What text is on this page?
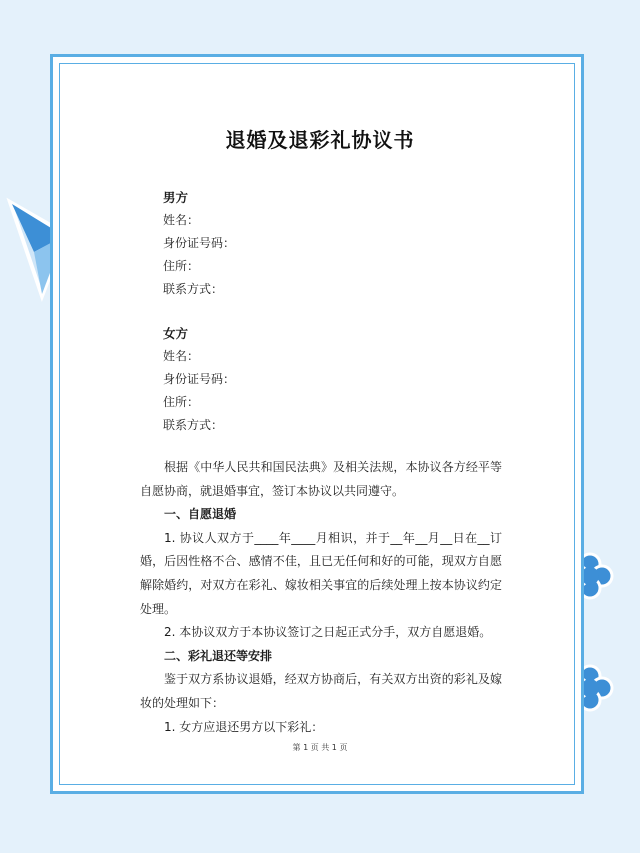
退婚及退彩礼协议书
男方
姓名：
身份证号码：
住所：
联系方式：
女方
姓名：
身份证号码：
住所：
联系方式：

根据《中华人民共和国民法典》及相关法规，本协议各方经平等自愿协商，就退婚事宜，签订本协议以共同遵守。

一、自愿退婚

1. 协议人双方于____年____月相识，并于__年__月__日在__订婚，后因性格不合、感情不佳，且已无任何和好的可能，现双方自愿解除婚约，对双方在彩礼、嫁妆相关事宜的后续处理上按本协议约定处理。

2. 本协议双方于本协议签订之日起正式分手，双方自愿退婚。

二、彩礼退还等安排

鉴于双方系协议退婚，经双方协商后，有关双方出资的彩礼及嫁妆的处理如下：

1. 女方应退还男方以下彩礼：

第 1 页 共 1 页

• • • •

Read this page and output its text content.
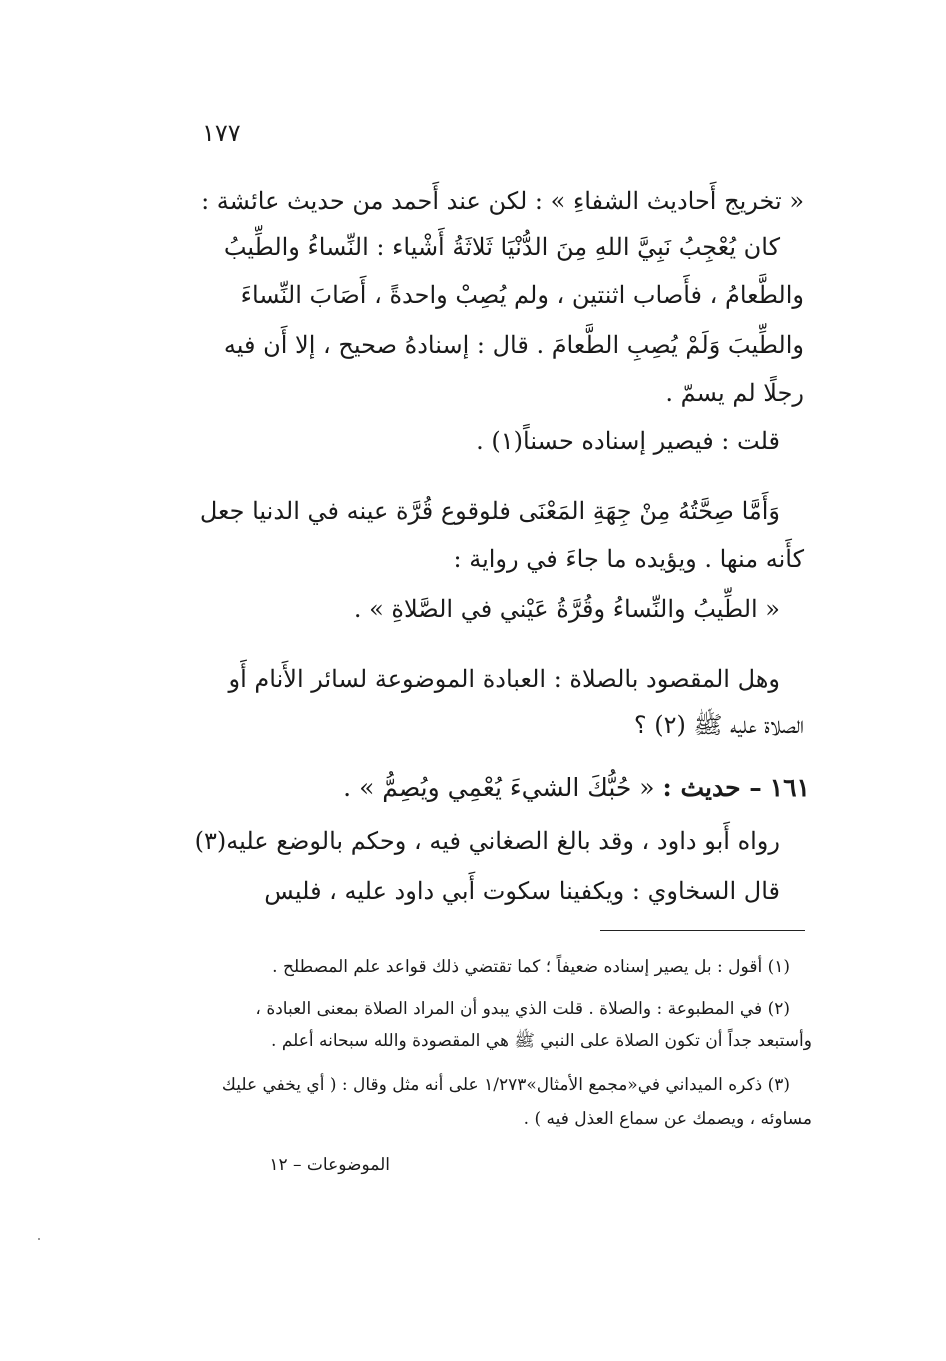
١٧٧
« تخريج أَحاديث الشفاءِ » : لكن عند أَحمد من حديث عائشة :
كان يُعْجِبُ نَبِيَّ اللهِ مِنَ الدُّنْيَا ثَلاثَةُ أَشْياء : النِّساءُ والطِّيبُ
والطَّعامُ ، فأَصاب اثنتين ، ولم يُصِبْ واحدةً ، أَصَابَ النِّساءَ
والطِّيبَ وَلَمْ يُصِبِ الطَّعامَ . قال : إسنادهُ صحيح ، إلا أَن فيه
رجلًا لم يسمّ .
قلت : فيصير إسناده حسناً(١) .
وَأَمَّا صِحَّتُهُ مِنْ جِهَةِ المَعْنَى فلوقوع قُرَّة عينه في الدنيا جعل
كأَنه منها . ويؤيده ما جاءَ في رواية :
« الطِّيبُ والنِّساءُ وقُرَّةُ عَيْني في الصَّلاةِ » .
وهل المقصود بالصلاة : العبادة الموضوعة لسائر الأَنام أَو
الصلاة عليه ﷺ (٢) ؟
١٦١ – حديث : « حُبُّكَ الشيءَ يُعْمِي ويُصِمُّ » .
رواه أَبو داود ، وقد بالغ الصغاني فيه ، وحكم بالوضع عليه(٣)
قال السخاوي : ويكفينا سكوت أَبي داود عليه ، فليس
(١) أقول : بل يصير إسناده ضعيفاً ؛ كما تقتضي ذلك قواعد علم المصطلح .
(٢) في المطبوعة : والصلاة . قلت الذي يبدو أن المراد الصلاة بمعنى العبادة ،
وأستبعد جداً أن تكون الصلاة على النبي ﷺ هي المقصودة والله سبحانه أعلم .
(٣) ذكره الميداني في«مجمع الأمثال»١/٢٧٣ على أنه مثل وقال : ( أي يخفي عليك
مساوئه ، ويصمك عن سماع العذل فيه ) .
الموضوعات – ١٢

• • • •

Return a copy of every line that includes the word "إسناده".

▶ [Written solution]
والطِّيبَ وَلَمْ يُصِبِ الطَّعامَ . قال : إسنادهُ صحيح ، إلا أَن فيه
قلت : فيصير إسناده حسناً(١) .
(١) أقول : بل يصير إسناده ضعيفاً ؛ كما تقتضي ذلك قواعد علم المصطلح .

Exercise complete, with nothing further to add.